- _EXERCISE GOAL_
Reproduce all records exactly.

------------------------------------------------------------

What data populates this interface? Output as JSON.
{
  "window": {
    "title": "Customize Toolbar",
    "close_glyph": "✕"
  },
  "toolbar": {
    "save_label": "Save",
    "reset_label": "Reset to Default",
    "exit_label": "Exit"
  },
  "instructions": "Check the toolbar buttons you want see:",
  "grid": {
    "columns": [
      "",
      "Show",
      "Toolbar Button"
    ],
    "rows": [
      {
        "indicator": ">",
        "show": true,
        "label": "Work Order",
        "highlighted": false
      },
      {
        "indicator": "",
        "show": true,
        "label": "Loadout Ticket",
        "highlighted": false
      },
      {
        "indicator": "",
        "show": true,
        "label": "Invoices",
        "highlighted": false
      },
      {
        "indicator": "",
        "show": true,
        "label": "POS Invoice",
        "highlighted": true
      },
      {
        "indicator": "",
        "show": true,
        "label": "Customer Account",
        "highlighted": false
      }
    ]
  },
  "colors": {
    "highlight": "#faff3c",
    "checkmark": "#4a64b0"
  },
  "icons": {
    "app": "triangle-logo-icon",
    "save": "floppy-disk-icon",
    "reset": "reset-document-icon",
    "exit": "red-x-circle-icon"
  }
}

------------------------------------------------------------

- _TASK ANSWER_
What data populates this interface? Output as JSON.
{
  "window": {
    "title": "Customize Toolbar",
    "close_glyph": "✕"
  },
  "toolbar": {
    "save_label": "Save",
    "reset_label": "Reset to Default",
    "exit_label": "Exit"
  },
  "instructions": "Check the toolbar buttons you want see:",
  "grid": {
    "columns": [
      "",
      "Show",
      "Toolbar Button"
    ],
    "rows": [
      {
        "indicator": ">",
        "show": true,
        "label": "Work Order",
        "highlighted": false
      },
      {
        "indicator": "",
        "show": true,
        "label": "Loadout Ticket",
        "highlighted": false
      },
      {
        "indicator": "",
        "show": true,
        "label": "Invoices",
        "highlighted": false
      },
      {
        "indicator": "",
        "show": true,
        "label": "POS Invoice",
        "highlighted": true
      },
      {
        "indicator": "",
        "show": true,
        "label": "Customer Account",
        "highlighted": false
      }
    ]
  },
  "colors": {
    "highlight": "#faff3c",
    "checkmark": "#4a64b0"
  },
  "icons": {
    "app": "triangle-logo-icon",
    "save": "floppy-disk-icon",
    "reset": "reset-document-icon",
    "exit": "red-x-circle-icon"
  }
}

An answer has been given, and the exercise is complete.